▶ JOB
Select each line of the Stored data below that contains the string "brave". Case matters.

Stored data:

┌──

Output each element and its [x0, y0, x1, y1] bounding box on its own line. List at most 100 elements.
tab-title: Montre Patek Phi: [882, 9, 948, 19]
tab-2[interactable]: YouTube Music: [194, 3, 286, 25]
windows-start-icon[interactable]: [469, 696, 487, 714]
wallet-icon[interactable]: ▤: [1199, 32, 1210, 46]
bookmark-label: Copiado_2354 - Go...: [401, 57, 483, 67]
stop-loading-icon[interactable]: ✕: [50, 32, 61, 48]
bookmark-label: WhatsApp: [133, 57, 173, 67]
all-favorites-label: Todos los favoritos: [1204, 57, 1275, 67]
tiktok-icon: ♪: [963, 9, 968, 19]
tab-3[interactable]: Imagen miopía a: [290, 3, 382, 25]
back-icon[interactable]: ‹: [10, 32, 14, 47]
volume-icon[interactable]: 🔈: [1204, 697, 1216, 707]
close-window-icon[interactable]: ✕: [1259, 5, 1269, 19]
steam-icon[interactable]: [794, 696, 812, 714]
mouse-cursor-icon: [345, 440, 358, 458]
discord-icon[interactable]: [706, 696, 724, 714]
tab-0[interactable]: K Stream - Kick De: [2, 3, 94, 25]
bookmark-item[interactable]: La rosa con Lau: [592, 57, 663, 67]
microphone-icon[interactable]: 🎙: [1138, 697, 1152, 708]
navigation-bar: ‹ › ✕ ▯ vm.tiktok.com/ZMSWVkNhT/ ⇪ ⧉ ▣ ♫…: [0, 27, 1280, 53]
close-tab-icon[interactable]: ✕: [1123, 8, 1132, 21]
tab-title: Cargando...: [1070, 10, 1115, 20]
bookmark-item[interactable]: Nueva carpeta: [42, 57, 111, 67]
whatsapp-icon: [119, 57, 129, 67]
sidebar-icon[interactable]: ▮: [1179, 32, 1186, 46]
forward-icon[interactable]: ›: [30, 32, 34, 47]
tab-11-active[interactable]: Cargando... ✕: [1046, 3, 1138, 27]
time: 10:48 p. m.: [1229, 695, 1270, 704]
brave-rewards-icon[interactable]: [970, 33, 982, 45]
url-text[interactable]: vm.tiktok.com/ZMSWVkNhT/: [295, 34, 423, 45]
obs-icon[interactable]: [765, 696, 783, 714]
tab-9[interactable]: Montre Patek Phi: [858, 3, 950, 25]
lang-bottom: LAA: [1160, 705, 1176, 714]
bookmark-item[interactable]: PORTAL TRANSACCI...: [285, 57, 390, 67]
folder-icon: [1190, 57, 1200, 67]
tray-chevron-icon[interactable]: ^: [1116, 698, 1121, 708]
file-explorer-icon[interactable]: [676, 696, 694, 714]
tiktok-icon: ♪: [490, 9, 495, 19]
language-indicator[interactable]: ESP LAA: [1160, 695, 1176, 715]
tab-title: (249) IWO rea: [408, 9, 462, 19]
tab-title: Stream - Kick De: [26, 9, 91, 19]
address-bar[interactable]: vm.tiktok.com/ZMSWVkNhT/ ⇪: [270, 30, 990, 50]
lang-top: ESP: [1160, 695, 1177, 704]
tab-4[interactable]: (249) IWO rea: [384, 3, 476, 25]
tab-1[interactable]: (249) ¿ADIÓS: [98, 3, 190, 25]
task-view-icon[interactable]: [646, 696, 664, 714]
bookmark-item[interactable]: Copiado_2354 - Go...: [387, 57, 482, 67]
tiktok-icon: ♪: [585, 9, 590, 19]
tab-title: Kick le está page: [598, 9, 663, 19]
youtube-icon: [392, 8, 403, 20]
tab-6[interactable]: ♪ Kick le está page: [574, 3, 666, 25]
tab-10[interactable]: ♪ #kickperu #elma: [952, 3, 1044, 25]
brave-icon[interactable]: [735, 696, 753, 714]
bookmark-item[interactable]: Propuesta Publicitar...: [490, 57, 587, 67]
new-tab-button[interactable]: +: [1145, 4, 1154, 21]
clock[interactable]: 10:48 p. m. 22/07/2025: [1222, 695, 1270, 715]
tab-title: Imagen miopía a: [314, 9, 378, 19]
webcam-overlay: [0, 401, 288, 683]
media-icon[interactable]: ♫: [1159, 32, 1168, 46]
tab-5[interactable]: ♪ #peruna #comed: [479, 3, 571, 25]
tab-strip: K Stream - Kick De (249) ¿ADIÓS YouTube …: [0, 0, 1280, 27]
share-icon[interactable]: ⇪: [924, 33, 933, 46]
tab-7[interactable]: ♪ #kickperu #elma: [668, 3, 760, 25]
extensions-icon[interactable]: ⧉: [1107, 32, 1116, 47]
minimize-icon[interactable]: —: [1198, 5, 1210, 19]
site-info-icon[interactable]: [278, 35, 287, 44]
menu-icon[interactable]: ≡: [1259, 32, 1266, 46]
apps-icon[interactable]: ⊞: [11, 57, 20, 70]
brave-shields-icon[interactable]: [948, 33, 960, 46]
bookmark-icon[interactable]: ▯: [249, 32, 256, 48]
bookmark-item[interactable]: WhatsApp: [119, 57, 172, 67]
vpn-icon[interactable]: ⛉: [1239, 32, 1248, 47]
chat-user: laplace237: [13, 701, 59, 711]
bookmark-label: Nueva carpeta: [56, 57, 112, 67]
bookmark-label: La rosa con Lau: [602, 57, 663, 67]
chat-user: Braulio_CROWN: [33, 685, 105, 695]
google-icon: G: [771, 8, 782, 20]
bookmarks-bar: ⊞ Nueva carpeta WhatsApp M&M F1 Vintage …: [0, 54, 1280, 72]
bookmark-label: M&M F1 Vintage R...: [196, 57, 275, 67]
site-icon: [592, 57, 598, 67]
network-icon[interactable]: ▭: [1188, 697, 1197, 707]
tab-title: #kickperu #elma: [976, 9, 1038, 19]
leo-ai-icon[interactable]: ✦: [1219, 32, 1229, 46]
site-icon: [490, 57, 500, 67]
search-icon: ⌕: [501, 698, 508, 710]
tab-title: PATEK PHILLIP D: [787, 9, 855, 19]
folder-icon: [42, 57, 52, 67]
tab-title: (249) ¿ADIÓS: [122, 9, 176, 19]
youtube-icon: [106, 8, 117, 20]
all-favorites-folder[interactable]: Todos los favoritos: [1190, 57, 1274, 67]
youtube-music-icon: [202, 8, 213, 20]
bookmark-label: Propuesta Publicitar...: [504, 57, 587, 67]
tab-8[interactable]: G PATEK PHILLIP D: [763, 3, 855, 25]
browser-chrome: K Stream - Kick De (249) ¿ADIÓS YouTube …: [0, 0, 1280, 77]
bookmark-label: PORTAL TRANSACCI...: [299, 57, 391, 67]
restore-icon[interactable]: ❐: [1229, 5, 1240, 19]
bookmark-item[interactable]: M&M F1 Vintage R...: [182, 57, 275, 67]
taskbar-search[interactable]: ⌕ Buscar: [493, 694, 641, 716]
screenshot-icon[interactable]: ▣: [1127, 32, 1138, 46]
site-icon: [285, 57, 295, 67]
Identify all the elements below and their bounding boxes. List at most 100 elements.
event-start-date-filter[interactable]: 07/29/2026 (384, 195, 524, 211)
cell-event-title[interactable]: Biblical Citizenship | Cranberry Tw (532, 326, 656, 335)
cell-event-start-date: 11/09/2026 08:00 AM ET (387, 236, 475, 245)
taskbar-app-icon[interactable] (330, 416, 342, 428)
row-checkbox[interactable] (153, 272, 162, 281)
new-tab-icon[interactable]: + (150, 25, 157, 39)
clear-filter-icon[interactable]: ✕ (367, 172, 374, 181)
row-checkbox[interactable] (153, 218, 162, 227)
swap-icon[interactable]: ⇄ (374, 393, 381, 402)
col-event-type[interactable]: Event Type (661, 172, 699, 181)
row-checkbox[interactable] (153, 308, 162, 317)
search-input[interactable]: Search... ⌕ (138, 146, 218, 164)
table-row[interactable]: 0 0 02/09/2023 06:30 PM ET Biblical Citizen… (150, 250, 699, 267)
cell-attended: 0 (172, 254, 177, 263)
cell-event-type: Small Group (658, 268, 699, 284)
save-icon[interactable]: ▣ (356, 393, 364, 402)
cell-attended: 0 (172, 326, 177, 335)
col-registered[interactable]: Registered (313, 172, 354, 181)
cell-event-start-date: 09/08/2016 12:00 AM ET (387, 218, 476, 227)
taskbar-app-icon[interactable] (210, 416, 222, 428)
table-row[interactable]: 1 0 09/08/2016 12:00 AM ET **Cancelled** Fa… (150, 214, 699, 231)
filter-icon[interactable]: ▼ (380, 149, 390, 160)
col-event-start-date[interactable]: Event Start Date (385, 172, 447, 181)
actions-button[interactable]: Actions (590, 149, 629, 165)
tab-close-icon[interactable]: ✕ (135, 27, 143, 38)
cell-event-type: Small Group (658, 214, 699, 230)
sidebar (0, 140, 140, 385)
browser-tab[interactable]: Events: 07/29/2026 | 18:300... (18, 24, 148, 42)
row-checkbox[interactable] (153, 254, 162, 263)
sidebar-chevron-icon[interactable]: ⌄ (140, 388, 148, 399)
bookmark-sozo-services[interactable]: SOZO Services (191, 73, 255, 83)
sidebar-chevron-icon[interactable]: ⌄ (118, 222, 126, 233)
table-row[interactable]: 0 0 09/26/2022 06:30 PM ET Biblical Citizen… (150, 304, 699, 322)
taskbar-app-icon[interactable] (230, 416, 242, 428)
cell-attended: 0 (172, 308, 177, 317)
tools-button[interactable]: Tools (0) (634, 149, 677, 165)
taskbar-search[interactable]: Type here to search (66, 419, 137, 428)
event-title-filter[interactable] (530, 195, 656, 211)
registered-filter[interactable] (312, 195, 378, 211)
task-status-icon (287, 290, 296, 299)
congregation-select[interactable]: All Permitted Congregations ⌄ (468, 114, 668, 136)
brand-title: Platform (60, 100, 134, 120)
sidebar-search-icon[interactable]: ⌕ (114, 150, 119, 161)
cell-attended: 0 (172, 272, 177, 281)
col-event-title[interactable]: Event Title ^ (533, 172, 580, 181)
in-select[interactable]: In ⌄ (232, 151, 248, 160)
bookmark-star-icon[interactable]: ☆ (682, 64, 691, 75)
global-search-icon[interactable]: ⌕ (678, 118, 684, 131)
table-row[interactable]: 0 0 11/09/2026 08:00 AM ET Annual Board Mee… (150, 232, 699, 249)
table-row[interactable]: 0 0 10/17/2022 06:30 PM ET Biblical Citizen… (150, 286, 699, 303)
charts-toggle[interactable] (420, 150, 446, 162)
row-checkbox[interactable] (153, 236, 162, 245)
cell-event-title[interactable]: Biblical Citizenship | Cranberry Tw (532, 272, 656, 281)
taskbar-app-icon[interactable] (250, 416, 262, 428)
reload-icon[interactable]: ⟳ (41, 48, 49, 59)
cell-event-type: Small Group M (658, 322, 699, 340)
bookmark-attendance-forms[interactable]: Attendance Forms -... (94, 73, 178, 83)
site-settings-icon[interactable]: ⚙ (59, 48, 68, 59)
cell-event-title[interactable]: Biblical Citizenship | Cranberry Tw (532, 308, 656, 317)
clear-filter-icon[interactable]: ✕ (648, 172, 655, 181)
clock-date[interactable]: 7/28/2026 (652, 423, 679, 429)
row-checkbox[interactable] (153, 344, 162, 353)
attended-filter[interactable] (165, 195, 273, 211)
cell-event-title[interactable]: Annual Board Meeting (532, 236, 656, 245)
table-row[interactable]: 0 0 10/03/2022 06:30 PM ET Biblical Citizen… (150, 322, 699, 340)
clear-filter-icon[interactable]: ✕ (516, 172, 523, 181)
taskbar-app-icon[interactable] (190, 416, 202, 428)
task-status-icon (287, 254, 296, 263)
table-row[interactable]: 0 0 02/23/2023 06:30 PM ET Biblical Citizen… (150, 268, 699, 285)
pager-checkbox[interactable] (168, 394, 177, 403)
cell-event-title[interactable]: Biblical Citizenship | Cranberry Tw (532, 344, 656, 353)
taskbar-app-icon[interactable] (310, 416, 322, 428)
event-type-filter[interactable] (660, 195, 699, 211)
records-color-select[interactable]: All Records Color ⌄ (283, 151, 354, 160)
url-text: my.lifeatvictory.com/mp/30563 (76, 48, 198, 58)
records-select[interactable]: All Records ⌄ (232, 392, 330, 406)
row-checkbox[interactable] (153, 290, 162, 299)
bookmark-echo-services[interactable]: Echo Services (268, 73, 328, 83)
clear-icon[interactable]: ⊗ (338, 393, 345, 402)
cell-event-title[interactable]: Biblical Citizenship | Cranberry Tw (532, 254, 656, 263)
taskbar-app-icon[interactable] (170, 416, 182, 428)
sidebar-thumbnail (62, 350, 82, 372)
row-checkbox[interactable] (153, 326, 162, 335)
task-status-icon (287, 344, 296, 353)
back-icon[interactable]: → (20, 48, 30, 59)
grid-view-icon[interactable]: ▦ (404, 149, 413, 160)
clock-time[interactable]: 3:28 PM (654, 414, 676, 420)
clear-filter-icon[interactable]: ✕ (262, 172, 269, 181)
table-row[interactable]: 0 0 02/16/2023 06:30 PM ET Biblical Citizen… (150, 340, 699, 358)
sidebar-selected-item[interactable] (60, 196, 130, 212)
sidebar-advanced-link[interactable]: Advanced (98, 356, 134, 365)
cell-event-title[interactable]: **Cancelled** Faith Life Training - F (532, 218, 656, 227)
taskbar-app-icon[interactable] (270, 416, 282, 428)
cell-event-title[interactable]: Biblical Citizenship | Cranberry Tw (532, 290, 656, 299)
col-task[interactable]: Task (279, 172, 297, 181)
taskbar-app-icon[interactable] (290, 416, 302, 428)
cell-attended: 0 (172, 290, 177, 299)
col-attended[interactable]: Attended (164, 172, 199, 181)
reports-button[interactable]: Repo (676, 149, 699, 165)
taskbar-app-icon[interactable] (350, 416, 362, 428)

└──

▶ FINAL RESULT
brave-rewards-icon[interactable]: [970, 33, 982, 45]
brave-icon[interactable]: [735, 696, 753, 714]
brave-shields-icon[interactable]: [948, 33, 960, 46]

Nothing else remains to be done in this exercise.